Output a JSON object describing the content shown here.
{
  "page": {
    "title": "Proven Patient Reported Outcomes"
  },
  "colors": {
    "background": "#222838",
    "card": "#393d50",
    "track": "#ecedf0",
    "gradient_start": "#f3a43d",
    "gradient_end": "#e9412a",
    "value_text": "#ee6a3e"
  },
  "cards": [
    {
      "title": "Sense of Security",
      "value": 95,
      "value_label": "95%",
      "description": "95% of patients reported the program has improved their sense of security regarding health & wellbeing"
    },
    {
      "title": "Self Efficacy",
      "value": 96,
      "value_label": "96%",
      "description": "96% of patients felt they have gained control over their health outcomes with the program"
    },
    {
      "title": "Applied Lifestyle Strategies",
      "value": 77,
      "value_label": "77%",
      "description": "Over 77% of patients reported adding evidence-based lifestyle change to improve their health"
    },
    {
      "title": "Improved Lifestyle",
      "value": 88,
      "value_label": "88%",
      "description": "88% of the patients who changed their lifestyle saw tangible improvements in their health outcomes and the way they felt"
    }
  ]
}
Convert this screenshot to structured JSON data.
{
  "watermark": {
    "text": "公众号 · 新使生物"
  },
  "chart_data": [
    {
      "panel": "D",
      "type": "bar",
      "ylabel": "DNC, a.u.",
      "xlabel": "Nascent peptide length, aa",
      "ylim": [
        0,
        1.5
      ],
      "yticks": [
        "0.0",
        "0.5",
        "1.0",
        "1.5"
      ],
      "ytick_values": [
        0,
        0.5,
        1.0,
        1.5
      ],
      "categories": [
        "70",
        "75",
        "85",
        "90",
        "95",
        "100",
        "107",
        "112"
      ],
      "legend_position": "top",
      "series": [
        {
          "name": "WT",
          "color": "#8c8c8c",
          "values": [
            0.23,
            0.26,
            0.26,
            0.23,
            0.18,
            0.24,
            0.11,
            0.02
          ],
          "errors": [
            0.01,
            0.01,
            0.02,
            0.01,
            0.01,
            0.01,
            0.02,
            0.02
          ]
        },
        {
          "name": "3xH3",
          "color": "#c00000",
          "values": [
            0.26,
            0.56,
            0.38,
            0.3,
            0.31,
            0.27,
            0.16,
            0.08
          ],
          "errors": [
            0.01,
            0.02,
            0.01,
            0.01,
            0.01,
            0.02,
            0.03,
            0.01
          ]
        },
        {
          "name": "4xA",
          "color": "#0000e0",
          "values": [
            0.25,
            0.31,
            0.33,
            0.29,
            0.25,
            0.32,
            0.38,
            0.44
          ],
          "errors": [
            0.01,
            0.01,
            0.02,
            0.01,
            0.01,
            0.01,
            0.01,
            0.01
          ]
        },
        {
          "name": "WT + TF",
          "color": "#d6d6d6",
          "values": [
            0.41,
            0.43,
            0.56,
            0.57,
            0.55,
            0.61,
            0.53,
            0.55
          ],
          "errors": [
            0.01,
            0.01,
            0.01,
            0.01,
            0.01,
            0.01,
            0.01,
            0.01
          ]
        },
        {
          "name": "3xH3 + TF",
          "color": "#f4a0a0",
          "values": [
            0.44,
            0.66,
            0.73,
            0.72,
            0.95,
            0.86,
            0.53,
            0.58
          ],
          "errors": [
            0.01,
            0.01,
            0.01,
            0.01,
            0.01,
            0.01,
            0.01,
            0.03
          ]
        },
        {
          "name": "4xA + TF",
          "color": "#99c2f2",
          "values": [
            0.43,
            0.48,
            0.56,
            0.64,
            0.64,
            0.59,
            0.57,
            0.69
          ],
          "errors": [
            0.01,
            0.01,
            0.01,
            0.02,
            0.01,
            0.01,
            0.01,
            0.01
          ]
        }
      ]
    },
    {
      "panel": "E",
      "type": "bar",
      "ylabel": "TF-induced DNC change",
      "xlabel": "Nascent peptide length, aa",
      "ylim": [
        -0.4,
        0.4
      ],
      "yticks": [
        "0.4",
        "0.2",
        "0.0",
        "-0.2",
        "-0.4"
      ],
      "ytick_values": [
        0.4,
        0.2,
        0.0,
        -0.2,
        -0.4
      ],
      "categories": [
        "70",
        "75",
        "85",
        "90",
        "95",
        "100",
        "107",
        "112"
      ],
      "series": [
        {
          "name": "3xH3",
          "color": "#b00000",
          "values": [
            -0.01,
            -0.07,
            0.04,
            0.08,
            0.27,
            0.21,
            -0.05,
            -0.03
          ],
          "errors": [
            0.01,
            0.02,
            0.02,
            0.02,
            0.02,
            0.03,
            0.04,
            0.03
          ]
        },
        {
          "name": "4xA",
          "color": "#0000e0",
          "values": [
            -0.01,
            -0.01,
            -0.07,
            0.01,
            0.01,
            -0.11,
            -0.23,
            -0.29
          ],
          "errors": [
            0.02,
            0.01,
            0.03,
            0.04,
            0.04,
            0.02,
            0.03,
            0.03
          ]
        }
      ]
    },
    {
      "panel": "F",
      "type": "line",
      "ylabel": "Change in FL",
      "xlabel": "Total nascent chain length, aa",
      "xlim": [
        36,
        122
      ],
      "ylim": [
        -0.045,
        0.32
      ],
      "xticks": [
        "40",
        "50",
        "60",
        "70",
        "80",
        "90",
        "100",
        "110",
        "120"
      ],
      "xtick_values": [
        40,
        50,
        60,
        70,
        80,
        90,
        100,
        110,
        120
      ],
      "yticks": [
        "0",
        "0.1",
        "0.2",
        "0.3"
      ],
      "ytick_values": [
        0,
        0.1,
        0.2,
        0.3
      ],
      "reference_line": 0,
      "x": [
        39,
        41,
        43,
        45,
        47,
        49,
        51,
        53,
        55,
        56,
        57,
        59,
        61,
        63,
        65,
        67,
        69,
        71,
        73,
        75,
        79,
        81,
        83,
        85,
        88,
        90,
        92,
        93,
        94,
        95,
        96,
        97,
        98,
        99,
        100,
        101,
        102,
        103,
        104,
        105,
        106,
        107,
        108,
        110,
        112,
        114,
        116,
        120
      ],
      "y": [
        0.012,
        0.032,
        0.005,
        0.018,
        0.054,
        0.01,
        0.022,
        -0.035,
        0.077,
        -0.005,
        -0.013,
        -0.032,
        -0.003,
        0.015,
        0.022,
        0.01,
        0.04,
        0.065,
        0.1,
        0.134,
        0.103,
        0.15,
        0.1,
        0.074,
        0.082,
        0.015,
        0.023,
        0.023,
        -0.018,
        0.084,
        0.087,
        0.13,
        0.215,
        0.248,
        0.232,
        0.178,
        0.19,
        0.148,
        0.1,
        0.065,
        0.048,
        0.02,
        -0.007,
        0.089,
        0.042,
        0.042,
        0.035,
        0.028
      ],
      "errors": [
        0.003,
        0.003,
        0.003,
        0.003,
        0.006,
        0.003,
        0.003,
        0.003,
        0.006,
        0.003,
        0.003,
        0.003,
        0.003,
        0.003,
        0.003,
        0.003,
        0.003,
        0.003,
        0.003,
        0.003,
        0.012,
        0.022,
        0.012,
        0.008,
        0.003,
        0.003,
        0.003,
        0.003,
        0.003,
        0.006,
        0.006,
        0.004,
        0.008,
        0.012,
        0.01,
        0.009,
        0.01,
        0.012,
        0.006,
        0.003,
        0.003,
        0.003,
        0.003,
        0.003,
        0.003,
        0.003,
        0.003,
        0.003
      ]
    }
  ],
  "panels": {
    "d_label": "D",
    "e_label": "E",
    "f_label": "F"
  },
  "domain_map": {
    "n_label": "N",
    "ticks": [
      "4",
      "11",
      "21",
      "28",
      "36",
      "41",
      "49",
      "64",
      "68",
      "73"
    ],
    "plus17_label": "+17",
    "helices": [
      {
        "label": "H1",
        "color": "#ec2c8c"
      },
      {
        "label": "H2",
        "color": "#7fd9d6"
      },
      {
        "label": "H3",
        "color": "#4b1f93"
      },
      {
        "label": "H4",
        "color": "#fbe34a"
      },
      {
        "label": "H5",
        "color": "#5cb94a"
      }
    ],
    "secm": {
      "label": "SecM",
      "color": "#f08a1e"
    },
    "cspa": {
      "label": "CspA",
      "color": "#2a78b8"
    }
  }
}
= = = =
◆ TASK ITEM ◆
If a line of the entries above includes the word "description", count it; then state the total and nothing else.

◆ RESPONSE TO THIS TASK ◆
4